Skip the pictures and quote all of the lines exactly.

** BEGIN **

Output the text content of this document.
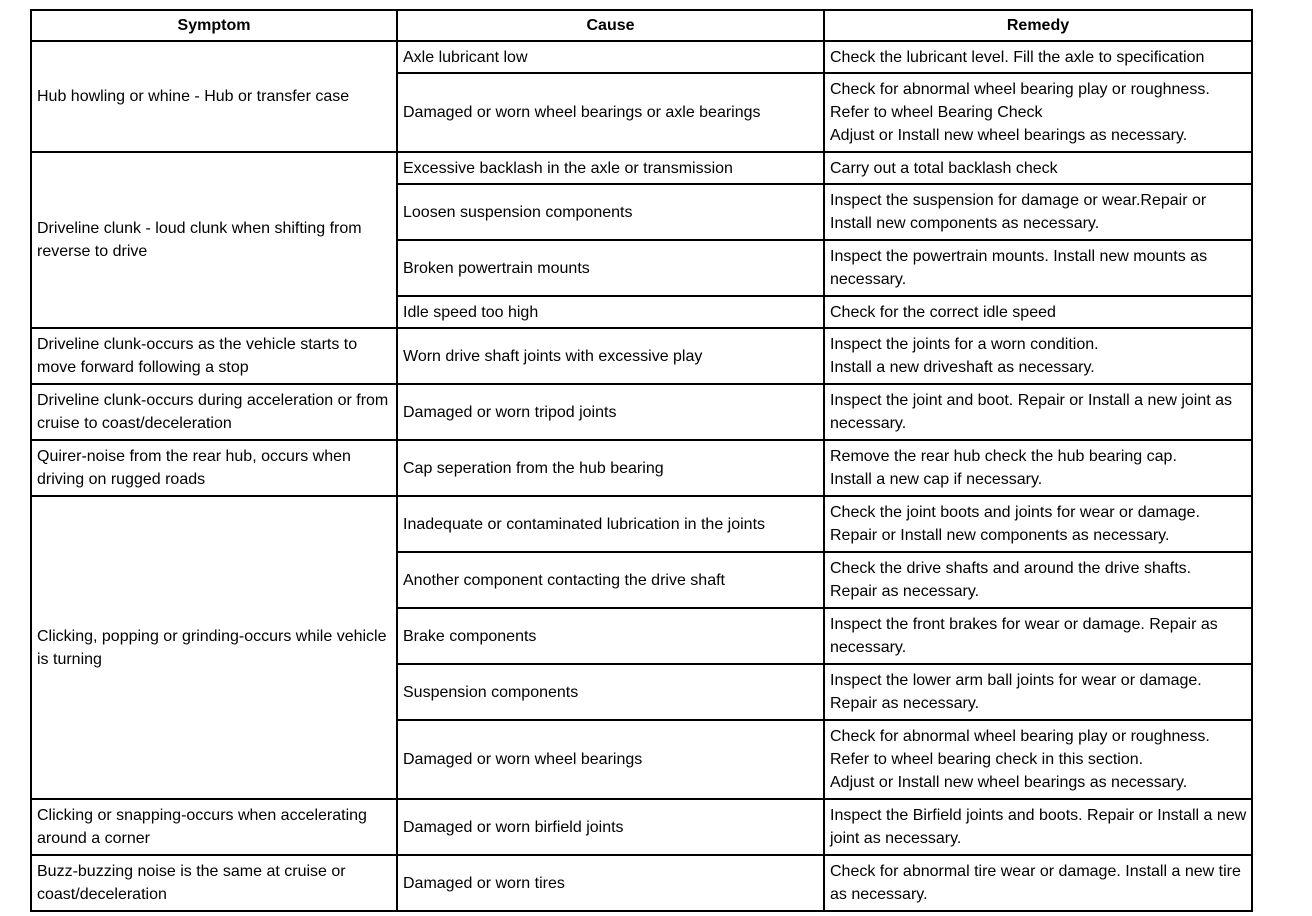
Symptom	Cause	Remedy
Hub howling or whine - Hub or transfer case	Axle lubricant low	Check the lubricant level. Fill the axle to specification

	Damaged or worn wheel bearings or axle bearings	Check for abnormal wheel bearing play or roughness.
Refer to wheel Bearing Check
Adjust or Install new wheel bearings as necessary.

Driveline clunk - loud clunk when shifting from reverse to drive	Excessive backlash in the axle or transmission	Carry out a total backlash check

	Loosen suspension components	Inspect the suspension for damage or wear.Repair or Install new components as necessary.

	Broken powertrain mounts	Inspect the powertrain mounts. Install new mounts as necessary.

	Idle speed too high	Check for the correct idle speed

Driveline clunk-occurs as the vehicle starts to move forward following a stop	Worn drive shaft joints with excessive play	Inspect the joints for a worn condition.
Install a new driveshaft as necessary.

Driveline clunk-occurs during acceleration or from cruise to coast/deceleration	Damaged or worn tripod joints	Inspect the joint and boot. Repair or Install a new joint as necessary.

Quirer-noise from the rear hub, occurs when driving on rugged roads	Cap seperation from the hub bearing	Remove the rear hub check the hub bearing cap.
Install a new cap if necessary.

Clicking, popping or grinding-occurs while vehicle is turning	Inadequate or contaminated lubrication in the joints	Check the joint boots and joints for wear or damage.
Repair or Install new components as necessary.

	Another component contacting the drive shaft	Check the drive shafts and around the drive shafts.
Repair as necessary.

	Brake components	Inspect the front brakes for wear or damage. Repair as necessary.

	Suspension components	Inspect the lower arm ball joints for wear or damage.
Repair as necessary.

	Damaged or worn wheel bearings	Check for abnormal wheel bearing play or roughness.
Refer to wheel bearing check in this section.
Adjust or Install new wheel bearings as necessary.

Clicking or snapping-occurs when accelerating around a corner	Damaged or worn birfield joints	Inspect the Birfield joints and boots. Repair or Install a new joint as necessary.

Buzz-buzzing noise is the same at cruise or coast/deceleration	Damaged or worn tires	Check for abnormal tire wear or damage. Install a new tire as necessary.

** END **

[Result of this task]
Output the text content of this document.
Symptom	Cause	Remedy
Hub howling or whine - Hub or transfer case	Axle lubricant low	Check the lubricant level. Fill the axle to specification

	Damaged or worn wheel bearings or axle bearings	Check for abnormal wheel bearing play or roughness.
Refer to wheel Bearing Check
Adjust or Install new wheel bearings as necessary.

Driveline clunk - loud clunk when shifting from reverse to drive	Excessive backlash in the axle or transmission	Carry out a total backlash check

	Loosen suspension components	Inspect the suspension for damage or wear.Repair or Install new components as necessary.

	Broken powertrain mounts	Inspect the powertrain mounts. Install new mounts as necessary.

	Idle speed too high	Check for the correct idle speed

Driveline clunk-occurs as the vehicle starts to move forward following a stop	Worn drive shaft joints with excessive play	Inspect the joints for a worn condition.
Install a new driveshaft as necessary.

Driveline clunk-occurs during acceleration or from cruise to coast/deceleration	Damaged or worn tripod joints	Inspect the joint and boot. Repair or Install a new joint as necessary.

Quirer-noise from the rear hub, occurs when driving on rugged roads	Cap seperation from the hub bearing	Remove the rear hub check the hub bearing cap.
Install a new cap if necessary.

Clicking, popping or grinding-occurs while vehicle is turning	Inadequate or contaminated lubrication in the joints	Check the joint boots and joints for wear or damage.
Repair or Install new components as necessary.

	Another component contacting the drive shaft	Check the drive shafts and around the drive shafts.
Repair as necessary.

	Brake components	Inspect the front brakes for wear or damage. Repair as necessary.

	Suspension components	Inspect the lower arm ball joints for wear or damage.
Repair as necessary.

	Damaged or worn wheel bearings	Check for abnormal wheel bearing play or roughness.
Refer to wheel bearing check in this section.
Adjust or Install new wheel bearings as necessary.

Clicking or snapping-occurs when accelerating around a corner	Damaged or worn birfield joints	Inspect the Birfield joints and boots. Repair or Install a new joint as necessary.

Buzz-buzzing noise is the same at cruise or coast/deceleration	Damaged or worn tires	Check for abnormal tire wear or damage. Install a new tire as necessary.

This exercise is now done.